§ Problem description
Show all lines of the entries in which the word "acceptors" is found.
┄┄┄┄┄┄┄┄┄┄┄┄┄┄┄┄┄┄┄┄
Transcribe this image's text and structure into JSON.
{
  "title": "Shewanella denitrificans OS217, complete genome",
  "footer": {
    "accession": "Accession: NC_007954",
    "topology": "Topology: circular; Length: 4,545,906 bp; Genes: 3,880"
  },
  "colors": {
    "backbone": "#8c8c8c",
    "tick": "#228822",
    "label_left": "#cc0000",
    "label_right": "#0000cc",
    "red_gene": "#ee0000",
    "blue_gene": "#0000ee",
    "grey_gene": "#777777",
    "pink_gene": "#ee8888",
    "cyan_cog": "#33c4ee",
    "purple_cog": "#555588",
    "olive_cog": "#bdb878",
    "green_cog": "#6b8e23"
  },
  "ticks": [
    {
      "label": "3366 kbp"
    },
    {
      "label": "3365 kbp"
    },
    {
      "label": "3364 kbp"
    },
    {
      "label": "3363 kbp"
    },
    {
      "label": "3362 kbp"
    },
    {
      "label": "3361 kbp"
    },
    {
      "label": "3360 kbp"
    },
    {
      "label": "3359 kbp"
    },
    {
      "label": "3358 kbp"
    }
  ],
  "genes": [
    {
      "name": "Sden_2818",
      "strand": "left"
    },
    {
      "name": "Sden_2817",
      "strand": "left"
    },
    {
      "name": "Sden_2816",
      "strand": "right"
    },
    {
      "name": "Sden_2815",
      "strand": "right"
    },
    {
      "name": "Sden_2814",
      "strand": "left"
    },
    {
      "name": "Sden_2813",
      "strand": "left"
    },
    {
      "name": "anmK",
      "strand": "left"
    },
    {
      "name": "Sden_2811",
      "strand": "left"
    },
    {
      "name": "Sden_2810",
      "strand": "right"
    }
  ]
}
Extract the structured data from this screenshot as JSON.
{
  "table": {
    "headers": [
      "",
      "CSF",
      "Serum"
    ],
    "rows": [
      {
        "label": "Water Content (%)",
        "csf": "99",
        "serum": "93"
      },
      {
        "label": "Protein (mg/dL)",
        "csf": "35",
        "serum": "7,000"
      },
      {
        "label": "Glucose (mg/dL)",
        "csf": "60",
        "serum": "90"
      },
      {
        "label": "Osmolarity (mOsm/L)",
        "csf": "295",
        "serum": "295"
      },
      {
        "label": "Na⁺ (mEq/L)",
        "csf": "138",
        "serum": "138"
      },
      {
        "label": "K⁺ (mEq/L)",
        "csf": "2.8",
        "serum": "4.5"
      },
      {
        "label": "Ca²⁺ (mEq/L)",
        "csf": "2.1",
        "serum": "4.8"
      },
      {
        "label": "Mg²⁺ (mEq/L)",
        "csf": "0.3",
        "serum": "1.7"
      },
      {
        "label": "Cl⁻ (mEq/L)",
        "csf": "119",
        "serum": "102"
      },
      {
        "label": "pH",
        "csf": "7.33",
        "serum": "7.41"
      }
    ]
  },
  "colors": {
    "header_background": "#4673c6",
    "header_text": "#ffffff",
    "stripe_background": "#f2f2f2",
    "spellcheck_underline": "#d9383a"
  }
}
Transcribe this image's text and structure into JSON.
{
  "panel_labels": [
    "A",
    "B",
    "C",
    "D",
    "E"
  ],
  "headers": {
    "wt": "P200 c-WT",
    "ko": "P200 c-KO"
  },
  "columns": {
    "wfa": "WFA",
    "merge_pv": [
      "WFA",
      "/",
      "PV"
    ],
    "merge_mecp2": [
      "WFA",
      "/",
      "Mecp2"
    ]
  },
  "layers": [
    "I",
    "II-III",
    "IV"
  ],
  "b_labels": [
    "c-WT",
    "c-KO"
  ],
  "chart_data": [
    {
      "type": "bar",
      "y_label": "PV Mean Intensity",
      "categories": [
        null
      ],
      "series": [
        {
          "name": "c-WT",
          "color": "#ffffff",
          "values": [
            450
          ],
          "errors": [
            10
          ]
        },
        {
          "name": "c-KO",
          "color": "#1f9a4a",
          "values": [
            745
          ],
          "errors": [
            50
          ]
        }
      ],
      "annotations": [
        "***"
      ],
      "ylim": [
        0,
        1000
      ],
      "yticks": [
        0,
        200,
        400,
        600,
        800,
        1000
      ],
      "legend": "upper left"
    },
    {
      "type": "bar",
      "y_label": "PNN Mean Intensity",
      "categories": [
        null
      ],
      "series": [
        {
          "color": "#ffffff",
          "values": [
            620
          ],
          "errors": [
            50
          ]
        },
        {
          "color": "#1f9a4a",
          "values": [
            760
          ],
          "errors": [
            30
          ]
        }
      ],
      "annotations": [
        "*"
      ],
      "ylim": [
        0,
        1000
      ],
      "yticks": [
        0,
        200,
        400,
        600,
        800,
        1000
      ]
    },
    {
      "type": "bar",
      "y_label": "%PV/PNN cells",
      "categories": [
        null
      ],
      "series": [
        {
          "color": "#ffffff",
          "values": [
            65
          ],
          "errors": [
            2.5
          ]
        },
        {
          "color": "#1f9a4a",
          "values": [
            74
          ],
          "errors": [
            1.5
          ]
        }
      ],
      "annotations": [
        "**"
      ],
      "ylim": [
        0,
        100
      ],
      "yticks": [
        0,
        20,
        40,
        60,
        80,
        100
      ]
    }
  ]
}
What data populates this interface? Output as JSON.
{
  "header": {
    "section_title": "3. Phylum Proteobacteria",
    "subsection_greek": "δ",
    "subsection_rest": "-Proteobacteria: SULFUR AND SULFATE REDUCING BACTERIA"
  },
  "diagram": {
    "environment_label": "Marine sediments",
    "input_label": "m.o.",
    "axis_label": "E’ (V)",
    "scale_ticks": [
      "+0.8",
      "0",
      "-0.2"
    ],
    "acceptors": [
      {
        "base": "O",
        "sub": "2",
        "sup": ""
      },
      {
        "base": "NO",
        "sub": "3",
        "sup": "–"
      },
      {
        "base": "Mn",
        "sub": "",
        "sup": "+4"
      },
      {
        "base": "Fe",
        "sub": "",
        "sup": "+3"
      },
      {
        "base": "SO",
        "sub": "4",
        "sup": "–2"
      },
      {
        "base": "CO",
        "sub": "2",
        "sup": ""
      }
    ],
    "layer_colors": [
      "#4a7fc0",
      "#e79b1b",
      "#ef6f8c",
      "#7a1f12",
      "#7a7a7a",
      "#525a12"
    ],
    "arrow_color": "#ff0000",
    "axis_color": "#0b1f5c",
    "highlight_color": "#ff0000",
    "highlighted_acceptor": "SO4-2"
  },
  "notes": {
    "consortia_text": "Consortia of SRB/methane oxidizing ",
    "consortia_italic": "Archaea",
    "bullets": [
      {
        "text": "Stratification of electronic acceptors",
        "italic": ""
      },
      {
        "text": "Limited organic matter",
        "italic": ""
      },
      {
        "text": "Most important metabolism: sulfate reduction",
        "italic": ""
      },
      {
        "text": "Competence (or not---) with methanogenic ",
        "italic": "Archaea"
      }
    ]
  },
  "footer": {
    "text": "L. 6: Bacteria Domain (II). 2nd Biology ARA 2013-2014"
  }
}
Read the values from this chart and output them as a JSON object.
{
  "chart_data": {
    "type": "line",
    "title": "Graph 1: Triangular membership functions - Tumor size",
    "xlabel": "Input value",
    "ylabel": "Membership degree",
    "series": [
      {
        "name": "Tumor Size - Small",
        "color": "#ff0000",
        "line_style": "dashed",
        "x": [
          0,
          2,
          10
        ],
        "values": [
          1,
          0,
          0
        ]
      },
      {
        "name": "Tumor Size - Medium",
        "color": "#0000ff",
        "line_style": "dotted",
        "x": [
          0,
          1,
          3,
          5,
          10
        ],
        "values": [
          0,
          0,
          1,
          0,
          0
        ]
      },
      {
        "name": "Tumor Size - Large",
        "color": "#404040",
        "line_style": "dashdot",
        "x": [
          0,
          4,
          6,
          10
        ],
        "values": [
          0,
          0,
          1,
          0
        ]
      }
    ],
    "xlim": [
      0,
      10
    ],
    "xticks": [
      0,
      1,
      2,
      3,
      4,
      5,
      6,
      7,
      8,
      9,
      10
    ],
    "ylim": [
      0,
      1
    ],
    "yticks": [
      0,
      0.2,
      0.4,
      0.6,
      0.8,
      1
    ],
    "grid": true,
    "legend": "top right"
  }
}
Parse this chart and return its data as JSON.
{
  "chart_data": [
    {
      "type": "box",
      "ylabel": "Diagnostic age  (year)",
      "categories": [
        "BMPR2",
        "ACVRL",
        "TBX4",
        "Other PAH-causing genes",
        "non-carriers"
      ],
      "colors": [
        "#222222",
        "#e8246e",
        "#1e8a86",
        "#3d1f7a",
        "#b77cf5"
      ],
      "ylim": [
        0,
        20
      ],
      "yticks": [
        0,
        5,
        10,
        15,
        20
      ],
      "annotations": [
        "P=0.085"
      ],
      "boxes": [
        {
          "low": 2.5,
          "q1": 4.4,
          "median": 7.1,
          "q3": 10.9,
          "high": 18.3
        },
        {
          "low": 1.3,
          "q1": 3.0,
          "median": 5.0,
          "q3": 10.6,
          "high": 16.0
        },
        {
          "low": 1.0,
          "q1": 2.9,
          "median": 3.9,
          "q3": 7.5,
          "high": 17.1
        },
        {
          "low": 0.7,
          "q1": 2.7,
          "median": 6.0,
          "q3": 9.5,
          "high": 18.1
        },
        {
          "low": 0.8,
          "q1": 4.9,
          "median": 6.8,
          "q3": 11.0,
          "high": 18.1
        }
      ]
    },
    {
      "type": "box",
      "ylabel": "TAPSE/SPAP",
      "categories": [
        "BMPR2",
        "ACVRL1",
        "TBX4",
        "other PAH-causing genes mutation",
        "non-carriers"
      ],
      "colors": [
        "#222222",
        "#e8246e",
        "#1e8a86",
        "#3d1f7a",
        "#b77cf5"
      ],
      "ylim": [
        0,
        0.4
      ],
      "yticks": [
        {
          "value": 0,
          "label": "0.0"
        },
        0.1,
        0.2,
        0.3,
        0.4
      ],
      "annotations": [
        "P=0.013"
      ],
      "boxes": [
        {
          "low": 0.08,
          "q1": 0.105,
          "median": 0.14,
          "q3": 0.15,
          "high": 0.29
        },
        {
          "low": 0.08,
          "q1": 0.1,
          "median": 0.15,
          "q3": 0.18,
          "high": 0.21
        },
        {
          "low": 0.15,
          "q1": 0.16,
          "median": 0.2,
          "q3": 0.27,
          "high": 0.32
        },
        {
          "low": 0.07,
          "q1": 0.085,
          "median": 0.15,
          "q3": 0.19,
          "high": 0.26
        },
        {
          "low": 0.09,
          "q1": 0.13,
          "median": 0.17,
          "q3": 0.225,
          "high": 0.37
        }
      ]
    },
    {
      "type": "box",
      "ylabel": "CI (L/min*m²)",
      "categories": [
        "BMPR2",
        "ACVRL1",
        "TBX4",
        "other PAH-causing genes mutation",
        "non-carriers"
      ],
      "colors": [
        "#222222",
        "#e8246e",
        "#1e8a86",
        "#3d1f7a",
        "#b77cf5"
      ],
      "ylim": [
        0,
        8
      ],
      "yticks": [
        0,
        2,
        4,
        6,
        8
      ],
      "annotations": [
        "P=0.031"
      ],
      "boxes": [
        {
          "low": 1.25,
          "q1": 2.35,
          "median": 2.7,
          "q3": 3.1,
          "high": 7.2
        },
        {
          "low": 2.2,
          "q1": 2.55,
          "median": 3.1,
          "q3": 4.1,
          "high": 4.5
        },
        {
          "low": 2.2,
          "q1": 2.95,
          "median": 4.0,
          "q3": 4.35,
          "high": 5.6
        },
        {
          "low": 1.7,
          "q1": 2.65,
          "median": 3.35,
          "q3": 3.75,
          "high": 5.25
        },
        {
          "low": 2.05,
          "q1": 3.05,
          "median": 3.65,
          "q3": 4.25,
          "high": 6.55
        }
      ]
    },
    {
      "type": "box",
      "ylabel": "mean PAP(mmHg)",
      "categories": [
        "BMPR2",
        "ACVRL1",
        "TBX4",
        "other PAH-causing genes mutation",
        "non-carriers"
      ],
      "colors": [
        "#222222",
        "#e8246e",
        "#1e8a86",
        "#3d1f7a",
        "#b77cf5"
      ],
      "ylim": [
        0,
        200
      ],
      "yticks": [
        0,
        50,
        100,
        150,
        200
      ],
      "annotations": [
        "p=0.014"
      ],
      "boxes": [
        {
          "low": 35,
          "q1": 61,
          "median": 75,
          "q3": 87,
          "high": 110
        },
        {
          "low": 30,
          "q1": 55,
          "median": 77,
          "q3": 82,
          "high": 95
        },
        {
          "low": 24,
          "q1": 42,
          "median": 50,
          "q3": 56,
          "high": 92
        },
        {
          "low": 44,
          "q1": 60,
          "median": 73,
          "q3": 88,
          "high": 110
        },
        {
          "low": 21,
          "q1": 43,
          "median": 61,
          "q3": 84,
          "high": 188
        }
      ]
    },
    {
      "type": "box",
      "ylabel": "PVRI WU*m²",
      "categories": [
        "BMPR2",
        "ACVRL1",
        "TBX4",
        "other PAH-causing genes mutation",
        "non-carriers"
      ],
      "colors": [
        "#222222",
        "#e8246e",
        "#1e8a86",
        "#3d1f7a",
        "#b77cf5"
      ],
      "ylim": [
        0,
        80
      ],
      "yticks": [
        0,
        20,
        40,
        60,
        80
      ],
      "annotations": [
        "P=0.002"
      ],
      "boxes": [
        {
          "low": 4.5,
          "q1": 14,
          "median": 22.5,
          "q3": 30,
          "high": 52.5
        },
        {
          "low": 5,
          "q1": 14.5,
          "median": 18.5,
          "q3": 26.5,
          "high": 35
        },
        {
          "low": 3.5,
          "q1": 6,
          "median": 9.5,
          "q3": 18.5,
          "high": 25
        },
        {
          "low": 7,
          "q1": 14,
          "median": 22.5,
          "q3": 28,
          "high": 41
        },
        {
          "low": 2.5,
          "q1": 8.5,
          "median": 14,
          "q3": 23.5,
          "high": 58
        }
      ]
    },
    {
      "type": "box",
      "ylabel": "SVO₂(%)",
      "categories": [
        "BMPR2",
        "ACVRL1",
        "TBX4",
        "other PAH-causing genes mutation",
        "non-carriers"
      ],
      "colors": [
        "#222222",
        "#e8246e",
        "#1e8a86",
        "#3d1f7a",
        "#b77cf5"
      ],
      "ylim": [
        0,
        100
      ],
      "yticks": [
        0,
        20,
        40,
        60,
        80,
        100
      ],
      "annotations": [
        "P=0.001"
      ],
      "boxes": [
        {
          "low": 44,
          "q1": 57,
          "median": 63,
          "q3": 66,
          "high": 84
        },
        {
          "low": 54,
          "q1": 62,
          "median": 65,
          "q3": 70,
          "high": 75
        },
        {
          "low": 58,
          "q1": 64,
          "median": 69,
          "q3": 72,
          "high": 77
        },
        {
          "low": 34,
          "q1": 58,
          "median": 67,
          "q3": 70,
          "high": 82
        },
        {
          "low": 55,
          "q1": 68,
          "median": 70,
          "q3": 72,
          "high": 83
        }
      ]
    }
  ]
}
┄┄┄┄┄┄┄┄┄┄┄┄┄┄┄┄┄┄┄┄
§ Result below
    "acceptors": [
        "text": "Stratification of electronic acceptors",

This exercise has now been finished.